## Supplied information
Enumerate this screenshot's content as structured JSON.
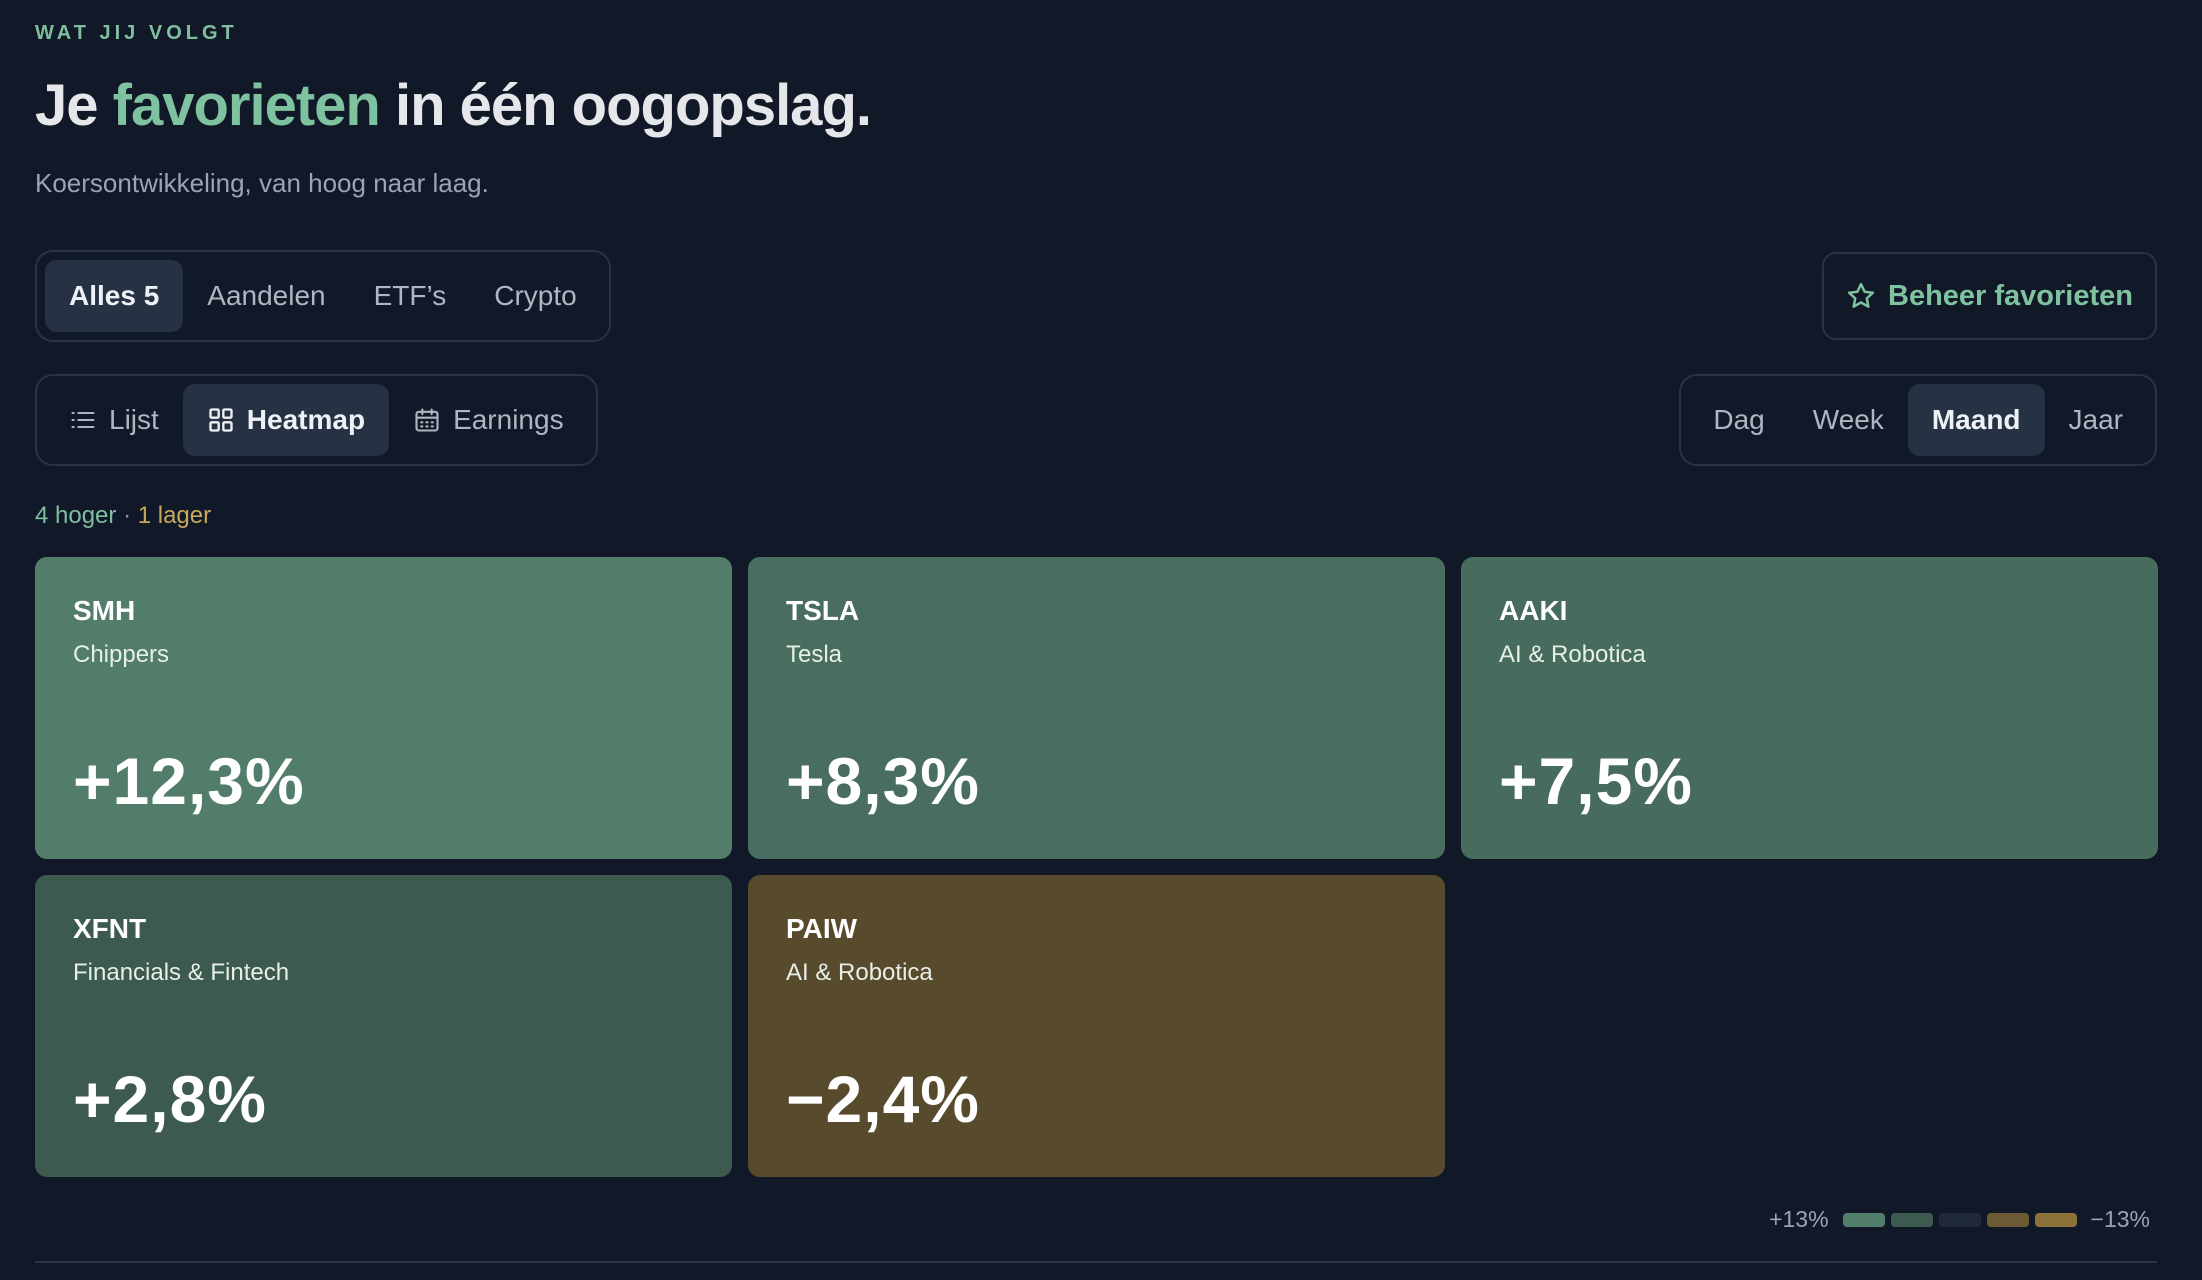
{
  "header": {
    "eyebrow": "WAT JIJ VOLGT",
    "title_before": "Je ",
    "title_accent": "favorieten",
    "title_after": " in één oogopslag.",
    "subtitle": "Koersontwikkeling, van hoog naar laag."
  },
  "filters": [
    {
      "label": "Alles 5",
      "active": true
    },
    {
      "label": "Aandelen",
      "active": false
    },
    {
      "label": "ETF’s",
      "active": false
    },
    {
      "label": "Crypto",
      "active": false
    }
  ],
  "manage_button": {
    "label": "Beheer favorieten",
    "icon": "star-icon"
  },
  "views": [
    {
      "label": "Lijst",
      "icon": "list-icon",
      "active": false
    },
    {
      "label": "Heatmap",
      "icon": "grid-icon",
      "active": true
    },
    {
      "label": "Earnings",
      "icon": "calendar-icon",
      "active": false
    }
  ],
  "periods": [
    {
      "label": "Dag",
      "active": false
    },
    {
      "label": "Week",
      "active": false
    },
    {
      "label": "Maand",
      "active": true
    },
    {
      "label": "Jaar",
      "active": false
    }
  ],
  "summary": {
    "up": "4 hoger",
    "sep": " · ",
    "down": "1 lager"
  },
  "tiles": [
    {
      "symbol": "SMH",
      "name": "Chippers",
      "change": "+12,3%",
      "color": "#527d6a"
    },
    {
      "symbol": "TSLA",
      "name": "Tesla",
      "change": "+8,3%",
      "color": "#496d5e"
    },
    {
      "symbol": "AAKI",
      "name": "AI & Robotica",
      "change": "+7,5%",
      "color": "#476b5c"
    },
    {
      "symbol": "XFNT",
      "name": "Financials & Fintech",
      "change": "+2,8%",
      "color": "#3d5a4f"
    },
    {
      "symbol": "PAIW",
      "name": "AI & Robotica",
      "change": "−2,4%",
      "color": "#584a2c"
    }
  ],
  "legend": {
    "high": "+13%",
    "low": "−13%",
    "swatches": [
      "#527d6a",
      "#3d5a4f",
      "#1f2937",
      "#6b5a33",
      "#8a7238"
    ]
  }
}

## Set problem
Find the word "favorieten" in the entries above and gather every line that holds it.

## Written answer
    "title_accent": "favorieten",
    "label": "Beheer favorieten",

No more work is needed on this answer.